_Problem to work on_.
Return every line below as is, leaving out the pictures.

────────────────────────────────────────

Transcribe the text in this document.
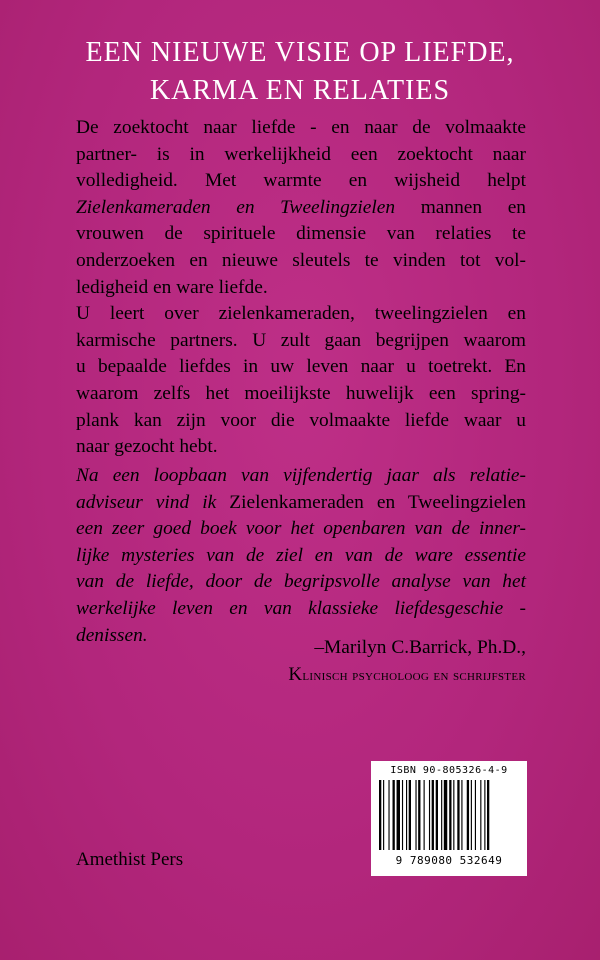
EEN NIEUWE VISIE OP LIEFDE,
KARMA EN RELATIES
De zoektocht naar liefde - en naar de volmaakte
partner- is in werkelijkheid een zoektocht naar
volledigheid. Met warmte en wijsheid helpt
Zielenkameraden en Tweelingzielen mannen en
vrouwen de spirituele dimensie van relaties te
onderzoeken en nieuwe sleutels te vinden tot vol-
ledigheid en ware liefde.
U leert over zielenkameraden, tweelingzielen en
karmische partners. U zult gaan begrijpen waarom
u bepaalde liefdes in uw leven naar u toetrekt. En
waarom zelfs het moeilijkste huwelijk een spring-
plank kan zijn voor die volmaakte liefde waar u
naar gezocht hebt.
Na een loopbaan van vijfendertig jaar als relatie-
adviseur vind ik Zielenkameraden en Tweelingzielen
een zeer goed boek voor het openbaren van de inner-
lijke mysteries van de ziel en van de ware essentie
van de liefde, door de begripsvolle analyse van het
werkelijke leven en van klassieke liefdesgeschie -
denissen.
–Marilyn C.Barrick, Ph.D.,
Klinisch psycholoog en schrijfster
Amethist Pers
ISBN 90-805326-4-9
9 789080 532649
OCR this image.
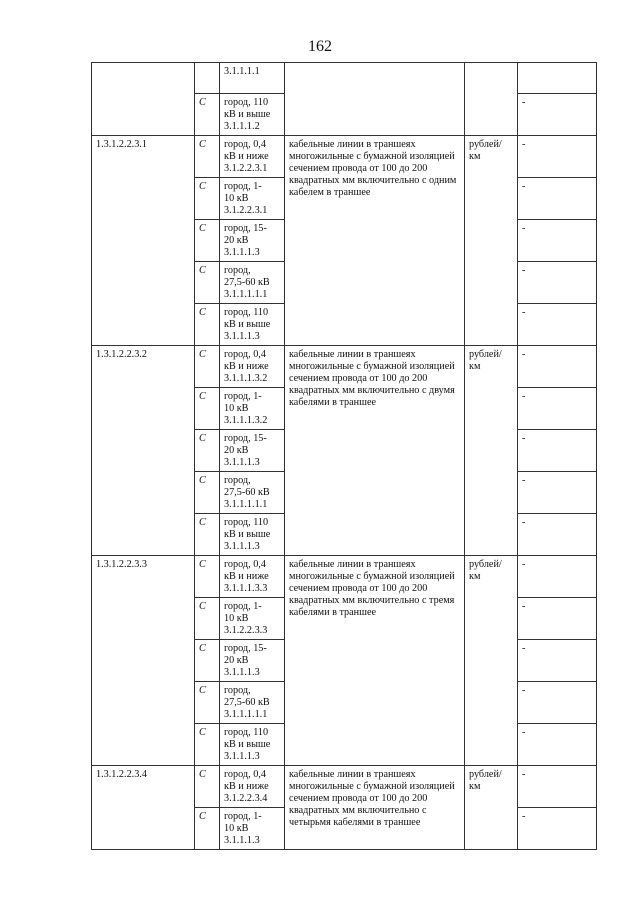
162
		3.1.1.1.1			
	C	город, 110
кВ и выше
3.1.1.1.2			-
1.3.1.2.2.3.1	C	город, 0,4
кВ и ниже
3.1.2.2.3.1	кабельные линии в траншеях многожильные с бумажной изоляцией сечением провода от 100 до 200 квадратных мм включительно с одним кабелем в траншее	рублей/
км	-
	C	город, 1-
10 кВ
3.1.2.2.3.1			-
	C	город, 15-
20 кВ
3.1.1.1.3			-
	C	город,
27,5-60 кВ
3.1.1.1.1.1			-
	C	город, 110
кВ и выше
3.1.1.1.3			-
1.3.1.2.2.3.2	C	город, 0,4
кВ и ниже
3.1.1.1.3.2	кабельные линии в траншеях многожильные с бумажной изоляцией сечением провода от 100 до 200 квадратных мм включительно с двумя кабелями в траншее	рублей/
км	-
	C	город, 1-
10 кВ
3.1.1.1.3.2			-
	C	город, 15-
20 кВ
3.1.1.1.3			-
	C	город,
27,5-60 кВ
3.1.1.1.1.1			-
	C	город, 110
кВ и выше
3.1.1.1.3			-
1.3.1.2.2.3.3	C	город, 0,4
кВ и ниже
3.1.1.1.3.3	кабельные линии в траншеях многожильные с бумажной изоляцией сечением провода от 100 до 200 квадратных мм включительно с тремя кабелями в траншее	рублей/
км	-
	C	город, 1-
10 кВ
3.1.2.2.3.3			-
	C	город, 15-
20 кВ
3.1.1.1.3			-
	C	город,
27,5-60 кВ
3.1.1.1.1.1			-
	C	город, 110
кВ и выше
3.1.1.1.3			-
1.3.1.2.2.3.4	C	город, 0,4
кВ и ниже
3.1.2.2.3.4	кабельные линии в траншеях многожильные с бумажной изоляцией сечением провода от 100 до 200 квадратных мм включительно с четырьмя кабелями в траншее	рублей/
км	-
	C	город, 1-
10 кВ
3.1.1.1.3			-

────────────────────────────────────────

_Reply_.
Transcribe the text in this document.
EEN NIEUWE VISIE OP LIEFDE,
KARMA EN RELATIES
De zoektocht naar liefde - en naar de volmaakte
partner- is in werkelijkheid een zoektocht naar
volledigheid. Met warmte en wijsheid helpt
Zielenkameraden en Tweelingzielen mannen en
vrouwen de spirituele dimensie van relaties te
onderzoeken en nieuwe sleutels te vinden tot vol-
ledigheid en ware liefde.
U leert over zielenkameraden, tweelingzielen en
karmische partners. U zult gaan begrijpen waarom
u bepaalde liefdes in uw leven naar u toetrekt. En
waarom zelfs het moeilijkste huwelijk een spring-
plank kan zijn voor die volmaakte liefde waar u
naar gezocht hebt.
Na een loopbaan van vijfendertig jaar als relatie-
adviseur vind ik Zielenkameraden en Tweelingzielen
een zeer goed boek voor het openbaren van de inner-
lijke mysteries van de ziel en van de ware essentie
van de liefde, door de begripsvolle analyse van het
werkelijke leven en van klassieke liefdesgeschie -
denissen.
–Marilyn C.Barrick, Ph.D.,
Klinisch psycholoog en schrijfster
Amethist Pers
ISBN 90-805326-4-9
9 789080 532649
OCR this image.
162
		3.1.1.1.1			
	C	город, 110
кВ и выше
3.1.1.1.2			-
1.3.1.2.2.3.1	C	город, 0,4
кВ и ниже
3.1.2.2.3.1	кабельные линии в траншеях многожильные с бумажной изоляцией сечением провода от 100 до 200 квадратных мм включительно с одним кабелем в траншее	рублей/
км	-
	C	город, 1-
10 кВ
3.1.2.2.3.1			-
	C	город, 15-
20 кВ
3.1.1.1.3			-
	C	город,
27,5-60 кВ
3.1.1.1.1.1			-
	C	город, 110
кВ и выше
3.1.1.1.3			-
1.3.1.2.2.3.2	C	город, 0,4
кВ и ниже
3.1.1.1.3.2	кабельные линии в траншеях многожильные с бумажной изоляцией сечением провода от 100 до 200 квадратных мм включительно с двумя кабелями в траншее	рублей/
км	-
	C	город, 1-
10 кВ
3.1.1.1.3.2			-
	C	город, 15-
20 кВ
3.1.1.1.3			-
	C	город,
27,5-60 кВ
3.1.1.1.1.1			-
	C	город, 110
кВ и выше
3.1.1.1.3			-
1.3.1.2.2.3.3	C	город, 0,4
кВ и ниже
3.1.1.1.3.3	кабельные линии в траншеях многожильные с бумажной изоляцией сечением провода от 100 до 200 квадратных мм включительно с тремя кабелями в траншее	рублей/
км	-
	C	город, 1-
10 кВ
3.1.2.2.3.3			-
	C	город, 15-
20 кВ
3.1.1.1.3			-
	C	город,
27,5-60 кВ
3.1.1.1.1.1			-
	C	город, 110
кВ и выше
3.1.1.1.3			-
1.3.1.2.2.3.4	C	город, 0,4
кВ и ниже
3.1.2.2.3.4	кабельные линии в траншеях многожильные с бумажной изоляцией сечением провода от 100 до 200 квадратных мм включительно с четырьмя кабелями в траншее	рублей/
км	-
	C	город, 1-
10 кВ
3.1.1.1.3			-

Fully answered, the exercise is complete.